What is required:
Check each line of the records for "недоделок"; collect those that have it.

Records for the exercise:
* Begin *

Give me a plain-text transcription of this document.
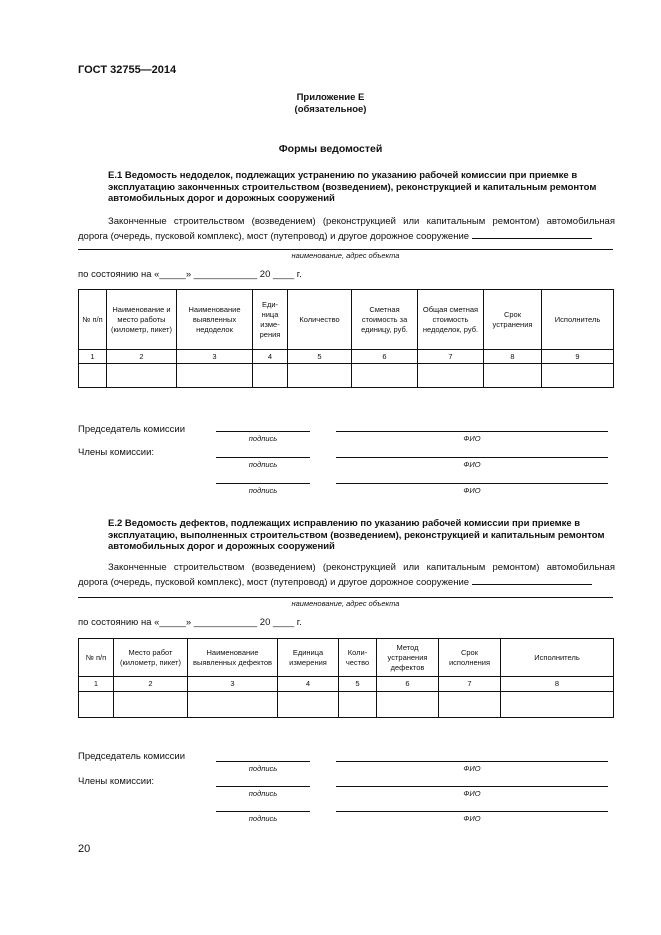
ГОСТ 32755—2014
Приложение Е
(обязательное)
Формы ведомостей
Е.1 Ведомость недоделок, подлежащих устранению по указанию рабочей комиссии при приемке в эксплуатацию законченных строительством (возведением), реконструкцией и капитальным ремонтом автомобильных дорог и дорожных сооружений
Законченные строительством (возведением) (реконструкцией или капитальным ремонтом) автомобильная дорога (очередь, пусковой комплекс), мост (путепровод) и другое дорожное сооружение
наименование, адрес объекта
по состоянию на «_____» ____________ 20 ____ г.
№ п/п	Наименование и место работы (километр, пикет)	Наименование выявленных недоделок	Еди-ница изме-рения	Количество	Сметная стоимость за единицу, руб.	Общая сметная стоимость недоделок, руб.	Срок устранения	Исполнитель
1	2	3	4	5	6	7	8	9

Председатель комиссии
подпись	ФИО
Члены комиссии:
подпись	ФИО
подпись	ФИО
Е.2 Ведомость дефектов, подлежащих исправлению по указанию рабочей комиссии при приемке в эксплуатацию, выполненных строительством (возведением), реконструкцией и капитальным ремонтом автомобильных дорог и дорожных сооружений
Законченные строительством (возведением) (реконструкцией или капитальным ремонтом) автомобильная дорога (очередь, пусковой комплекс), мост (путепровод) и другое дорожное сооружение
наименование, адрес объекта
по состоянию на «_____» ____________ 20 ____ г.
№ п/п	Место работ (километр, пикет)	Наименование выявленных дефектов	Единица измерения	Коли-чество	Метод устранения дефектов	Срок исполнения	Исполнитель
1	2	3	4	5	6	7	8

Председатель комиссии
подпись	ФИО
Члены комиссии:
подпись	ФИО
подпись	ФИО
20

* End *

Solution below:
Е.1 Ведомость недоделок, подлежащих устранению по указанию рабочей комиссии при приемке в эксплуатацию законченных строительством (возведением), реконструкцией и капитальным ремонтом автомобильных дорог и дорожных сооружений
№ п/п	Наименование и место работы (километр, пикет)	Наименование выявленных недоделок	Еди-ница изме-рения	Количество	Сметная стоимость за единицу, руб.	Общая сметная стоимость недоделок, руб.	Срок устранения	Исполнитель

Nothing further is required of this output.